**DIRECTIONS:** Can you pick up the blog post below on the Wall Street Journal's net neutrality editorial and keep writing it from its last sentence?

**PASSAGE:**
Tuesday, 22 September 2009


Wall Street Journal wrong (again) on net neutrality

Sometimes I wonder why I bother Dept

Today’s Wall Street Journal editorial page carried yet another editorial decrying the push for “network neutrality” on the Internet.  And, yet again, the Journal editors got it wrong.

Healined Bad News for Broadband (with the subhead “The FCC wins one for Google.”), the editors begin by intentionally confusing two issues: Network neutrality, and broadband expansion.  Let’s try to untangle them:
President Obama has been a long-time proponent of "net neutrality," which would prevent the use of price to address the increasing popularity of video streaming and other bandwidth-intensive activities that cause Web bottlenecks.
Well, no.  “Net neutrality” says nothing about price, except that the carriers would not be allowed to charge different prices for transporting the similar kinds of packets.  It also says nothing about the option of metered service, where customers who use more bandwidth would pay more.
The new policy is a big political victory for Google and other Web content providers whose business model depends on free-loading off the huge capital investments in broadband made by others.
Ummm... demagogue much?  It’s just as easy- and just as inaccurate- to say that the carriers’ business model depends on “free-loading off the huge capital investments in content and server capacity made by the content providers.”   Either statement ignores the fact that the one needs the other (why a transmission system,  if there’s nothing to transmit?), and that the content folks already pay big buck$ for their connections and bandwidth.  So let’s have no more talk of “free-loading.”

**GIVEN RECORDS:**
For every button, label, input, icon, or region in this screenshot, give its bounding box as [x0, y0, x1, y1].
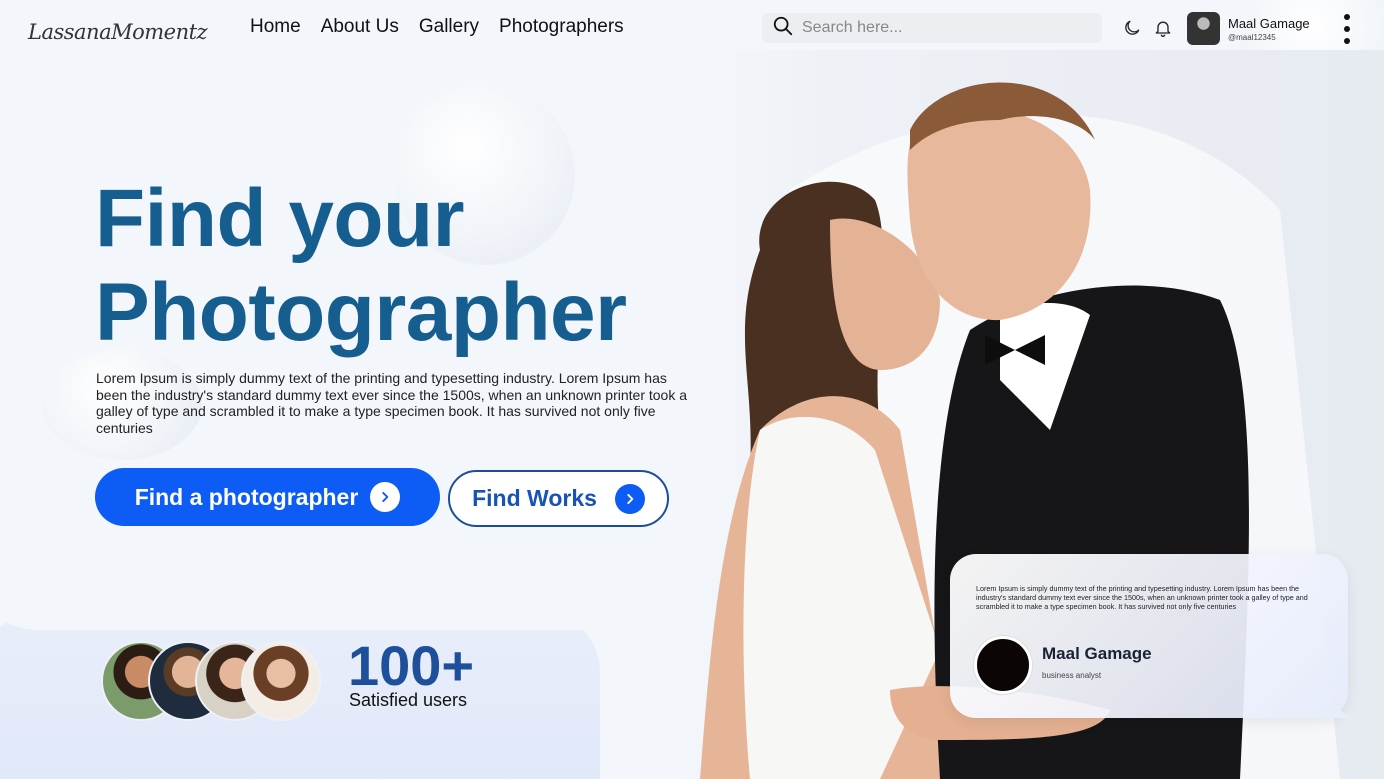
background-wave — [0, 520, 720, 630]
profile-name: Maal Gamage — [1228, 15, 1310, 31]
main-nav: Home About Us Gallery Photographers — [250, 16, 624, 38]
testimonial-role: business analyst — [1042, 671, 1102, 680]
title-line-2: Photographer — [95, 267, 627, 358]
nav-home[interactable]: Home — [250, 16, 301, 38]
testimonial-name: Maal Gamage — [1042, 644, 1152, 663]
moon-icon[interactable] — [1121, 17, 1143, 39]
brand-logo[interactable]: LassanaMomentz — [28, 6, 208, 58]
more-vertical-icon[interactable] — [1339, 14, 1355, 44]
find-photographer-button[interactable]: Find a photographer — [95, 468, 440, 526]
testimonial-card: Lorem Ipsum is simply dummy text of the … — [950, 554, 1348, 718]
user-count-label: Satisfied users — [349, 690, 468, 710]
user-avatars — [101, 641, 321, 723]
bell-icon[interactable] — [1152, 17, 1174, 39]
user-count: 100+ — [348, 634, 475, 697]
chevron-right-icon — [614, 483, 645, 514]
search-input[interactable] — [802, 19, 1082, 37]
title-line-1: Find your — [95, 173, 465, 264]
avatar — [1187, 12, 1220, 45]
user-profile[interactable]: Maal Gamage @maal12345 — [1187, 12, 1310, 45]
find-works-label: Find Works — [472, 485, 597, 511]
find-works-button[interactable]: Find Works — [448, 470, 669, 527]
nav-photographers[interactable]: Photographers — [499, 16, 624, 38]
find-photographer-label: Find a photographer — [134, 483, 359, 510]
chevron-right-icon — [370, 482, 401, 512]
hero-description: Lorem Ipsum is simply dummy text of the … — [96, 370, 688, 436]
page-title: Find your Photographer — [95, 172, 715, 360]
nav-gallery[interactable]: Gallery — [419, 16, 479, 38]
search-bar — [762, 13, 1102, 43]
nav-about-us[interactable]: About Us — [321, 16, 399, 38]
avatar — [974, 636, 1032, 694]
search-icon[interactable] — [772, 15, 794, 41]
profile-handle: @maal12345 — [1228, 32, 1276, 42]
testimonial-text: Lorem Ipsum is simply dummy text of the … — [976, 584, 1308, 611]
avatar — [241, 641, 321, 721]
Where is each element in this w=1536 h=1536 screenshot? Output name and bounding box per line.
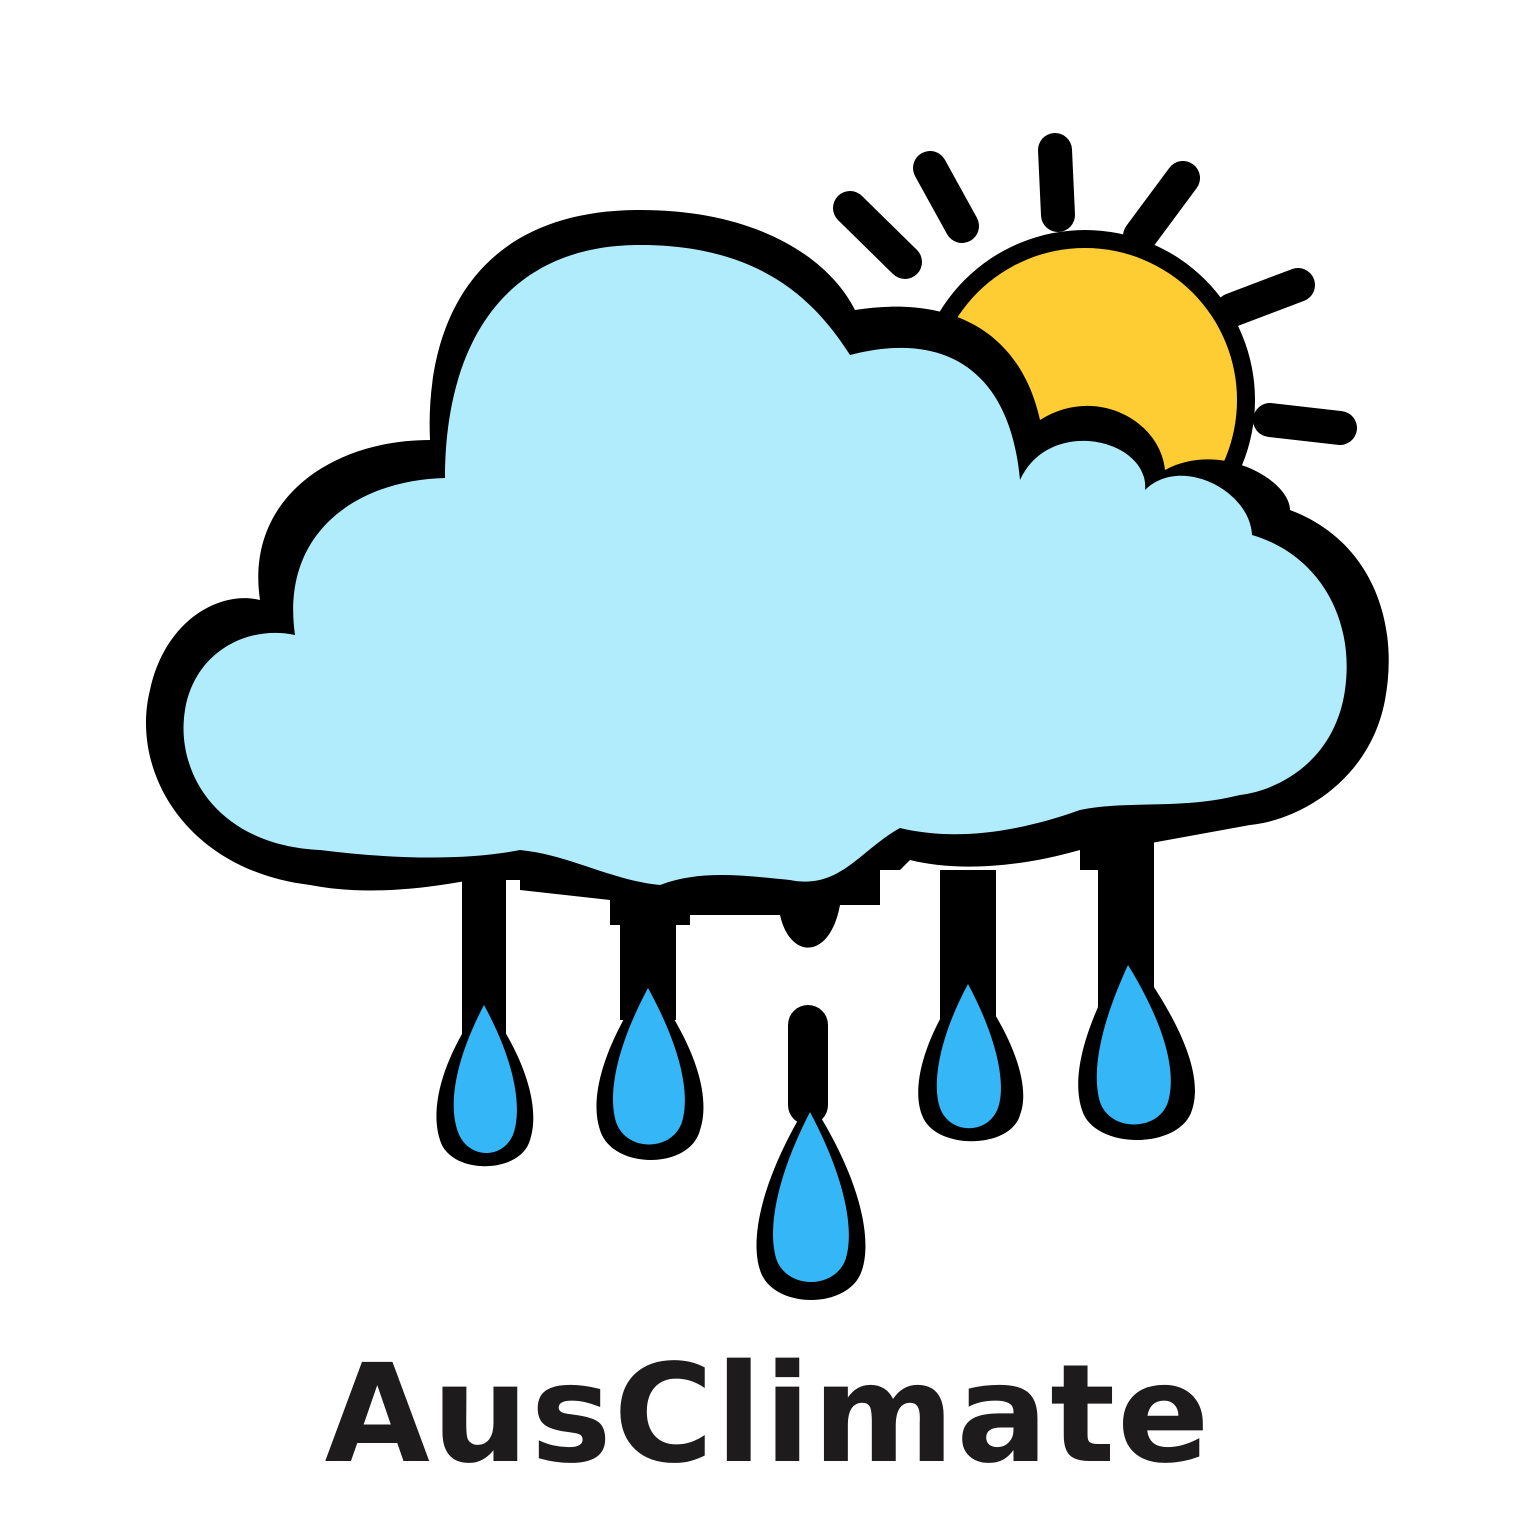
logo: AusClimate (0, 0, 1536, 1536)
brand-name: AusClimate (324, 1336, 1212, 1494)
cloud-rain-sun-icon (145, 133, 1389, 1300)
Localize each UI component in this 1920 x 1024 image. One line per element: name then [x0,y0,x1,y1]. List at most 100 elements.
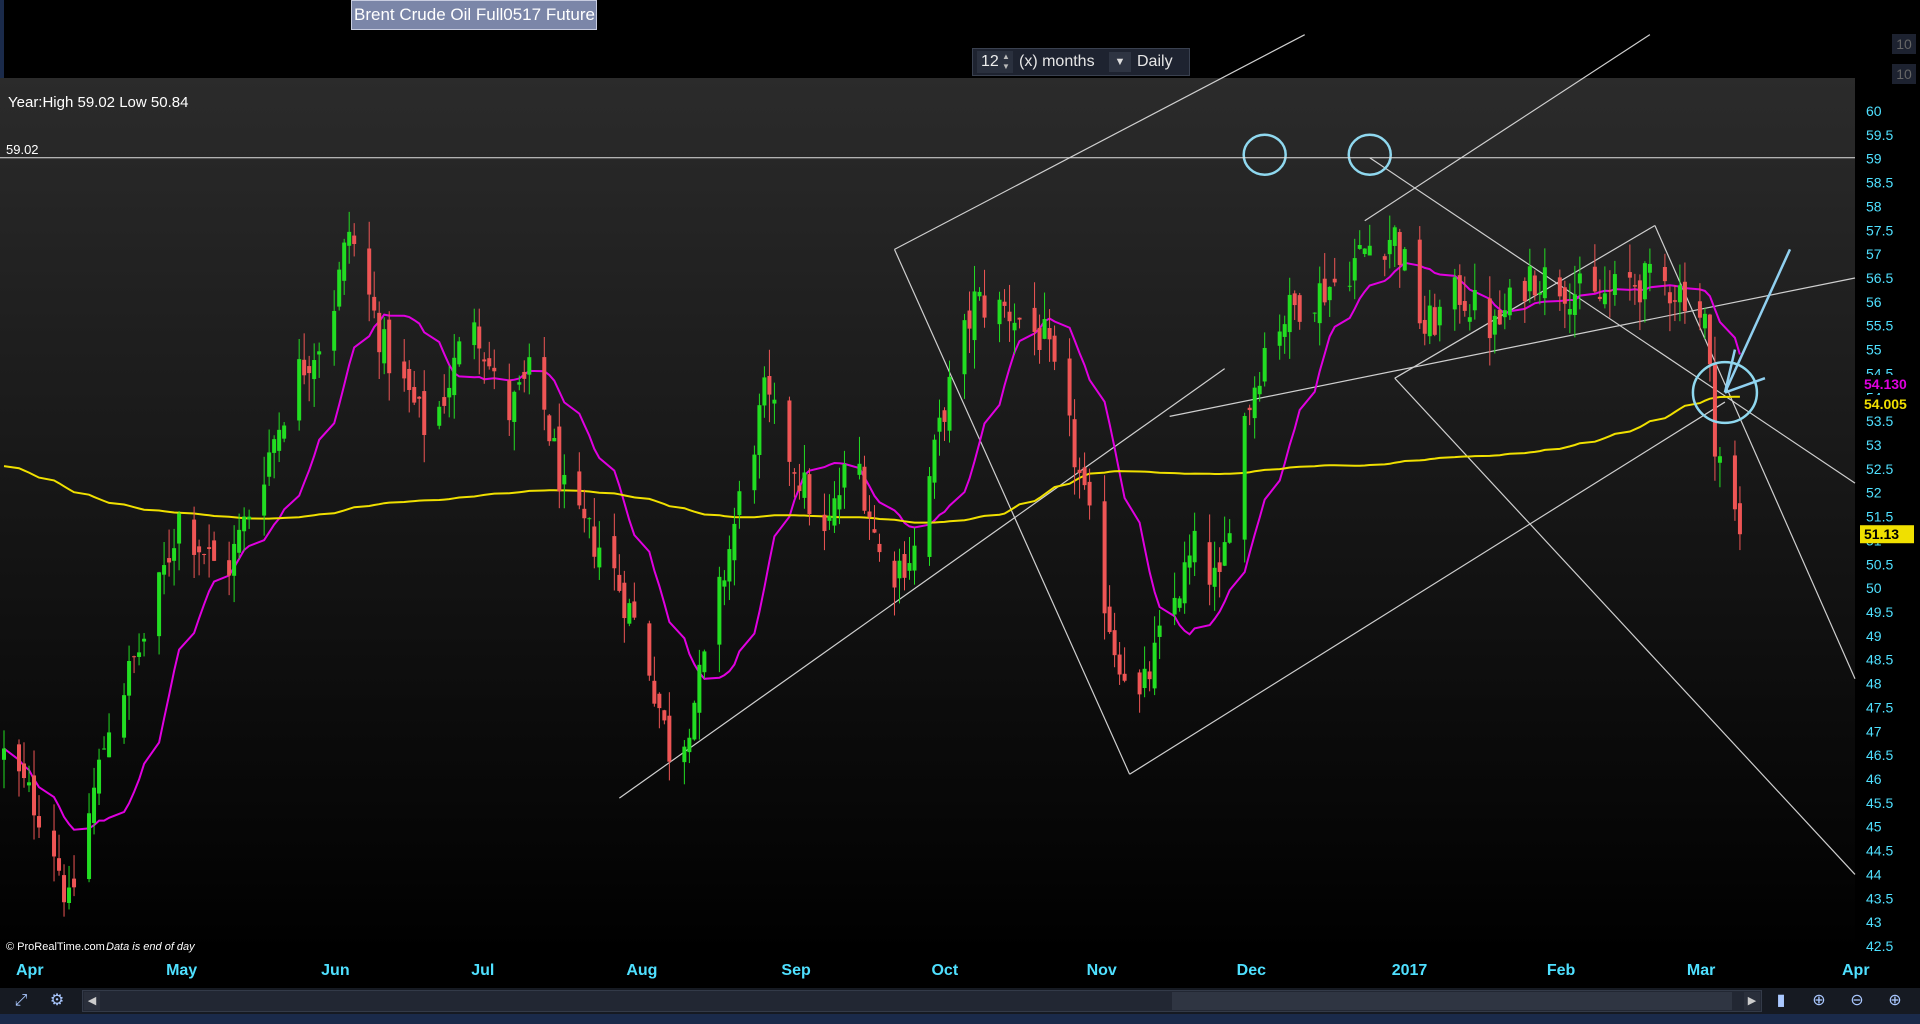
candle-body [1147,671,1152,680]
candle-body [837,495,842,510]
y-tick-label: 56.5 [1866,270,1893,286]
side-mini-field[interactable]: 10 [1892,34,1916,54]
candle-body [1277,331,1282,346]
scroll-right-icon[interactable]: ▶ [1744,992,1760,1010]
candle-body [527,357,532,375]
x-tick-label: Nov [1087,962,1117,979]
candle-body [1507,287,1512,316]
candle-body [1667,292,1672,304]
candle-body [1697,301,1702,318]
x-tick-label: Apr [16,962,44,979]
candle-body [907,563,912,571]
candle-body [997,299,1002,325]
candle-body [1327,286,1332,301]
candle-body [1082,467,1087,486]
candle-body [867,511,872,518]
candle-body [1522,280,1527,302]
candle-body [52,830,57,857]
candle-body [1117,654,1122,675]
candle-body [207,547,212,549]
candle-body [1352,258,1357,281]
candle-body [1647,263,1652,273]
candle-body [1047,328,1052,340]
y-tick-label: 44 [1866,866,1882,882]
settings-icon[interactable]: ⚙ [44,990,70,1012]
candle-body [412,387,417,403]
period-spinner-icon[interactable]: ▲ ▼ [1001,52,1011,72]
candle-body [352,235,357,245]
candle-body [802,472,807,498]
period-dropdown-button[interactable]: ▼ [1109,52,1131,72]
candle-body [1042,319,1047,339]
price-tag-label: 51.13 [1864,526,1899,542]
candle-body [142,638,147,642]
candle-body [337,269,342,307]
candle-body [272,439,277,453]
scroll-left-icon[interactable]: ◀ [84,992,100,1010]
zoom-in-icon[interactable]: ⊕ [1882,990,1908,1012]
y-tick-label: 47 [1866,723,1882,739]
candle-body [487,358,492,367]
candle-body [227,560,232,576]
candle-body [1732,455,1737,510]
candle-body [307,366,312,374]
chart-type-icon[interactable]: ⤢ [8,990,34,1012]
candle-body [267,452,272,477]
candle-body [1737,503,1742,535]
candle-body [332,310,337,351]
y-tick-label: 45 [1866,819,1882,835]
candle-body [1212,567,1217,587]
candle-body [1457,275,1462,305]
frequency-label[interactable]: Daily [1137,51,1173,73]
candle-body [382,329,387,364]
instrument-title[interactable]: Brent Crude Oil Full0517 Future [351,0,597,30]
zoom-out-icon[interactable]: ⊖ [1844,990,1870,1012]
candle-body [1597,296,1602,299]
candle-body [597,547,602,568]
candle-body [1417,239,1422,324]
y-tick-label: 43 [1866,914,1882,930]
candle-body [552,438,557,442]
candle-body [1702,313,1707,329]
candle-body [942,410,947,422]
candle-body [297,359,302,421]
candle-body [1707,314,1712,365]
candle-body [1712,362,1717,457]
candle-body [1137,672,1142,695]
candle-style-icon[interactable]: ▮ [1768,990,1794,1012]
candle-body [1402,249,1407,271]
y-tick-label: 60 [1866,103,1882,119]
candle-body [317,351,322,355]
x-tick-label: Aug [626,962,657,979]
candle-body [1662,266,1667,282]
candle-body [722,580,727,587]
candle-body [582,508,587,519]
candle-body [892,560,897,588]
price-chart[interactable]: 42.5 43 43.5 44 44.5 45 45.5 46 46.5 47 47.5 48 48.5… [0,0,1920,988]
candle-body [157,572,162,637]
candle-body [1612,274,1617,296]
candle-body [247,516,252,520]
candle-body [1077,469,1082,473]
candle-body [437,406,442,426]
candle-body [1312,312,1317,314]
candle-body [342,242,347,281]
candle-body [612,536,617,569]
candle-body [1497,309,1502,325]
y-tick-label: 57 [1866,246,1882,262]
y-tick-label: 52.5 [1866,461,1893,477]
zoom-fit-icon[interactable]: ⊕ [1806,990,1832,1012]
window-border-bottom [0,1014,1920,1024]
candle-body [1627,272,1632,278]
candle-body [132,656,137,658]
candle-body [657,693,662,709]
candle-body [912,545,917,571]
candle-body [172,548,177,561]
candle-body [547,415,552,442]
side-mini-field[interactable]: 10 [1892,64,1916,84]
candle-body [1637,280,1642,303]
scrollbar-thumb[interactable] [1172,992,1732,1010]
candle-body [767,376,772,395]
candle-body [757,405,762,455]
candle-body [662,710,667,721]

**RESULT OF THE TASK:**
The telecom industry already operates under a set of FCC “principles” of open Internet access, and there have been a mere handful of complaints of network operators abusing them.
Like this, this, this, and this.  Principled?
Mr. [new Federal Communications Commission chair Julius] Genachowski nevertheless wants to codify these principles and extend them for the first time to wireless Internet providers.
Which is a bad thing because...?  Didn’t I just hear something about AT&T blocking Skype connections on the iPhone?
Normally, proponents of government regulation cite a lack of competition as reason to intervene.
...or when companies abuse their customers.  Like credit cards, for example?
But the typical cell phone user...
Woah!  Whiplash!  I thought the topic was Internet access, not cell phones.
...in the U.S. has between four and six carriers to choose from. With all that competition...
I don’t know about “the U.S.,” but in my Indianapolis neighborhood, while I can get dial-up from several suppliers, for high speed I have a total of one choice - the cable TV provider.  (The telco gives me the old “Sorry, too far from the exchange” story every time I ask about DSL.  Then they pipe up with, “But we can get you a T-1 for only $900 installation!”)  What is this “competition” of which you speak?
So what’s the justification for more government regulation?  Beyond lobbying by Google and MoveOn.org, we can't see one.
Ah yes, invoking the evil Google, and evil-er MoveOn.org.  (Do I sense an argument running thin?)

Note that the editors don’t address the core issue of “net neutrality,” which is whether carriers should be permitted to handle different people’s data differently.  Or, more accurately: Can they reduce the quality of someone’s service (and maybe that someone is a competitor) unless that same someone pays a premium for service that the carriers are already being paid for.

(And don’t think AT&T and Verizon haven’t already talked about doing just that.)

But let’s shift the focus for a moment.
Mr. Obama has also complained about the pace of broadband deployment.  If the Administration wants telecom firms to keep expanding their high-speed networks, net neutrality rules are the wrong way forward....

Telecom has been one of the bright spots during this recession.
Which is nice, but irrelevant.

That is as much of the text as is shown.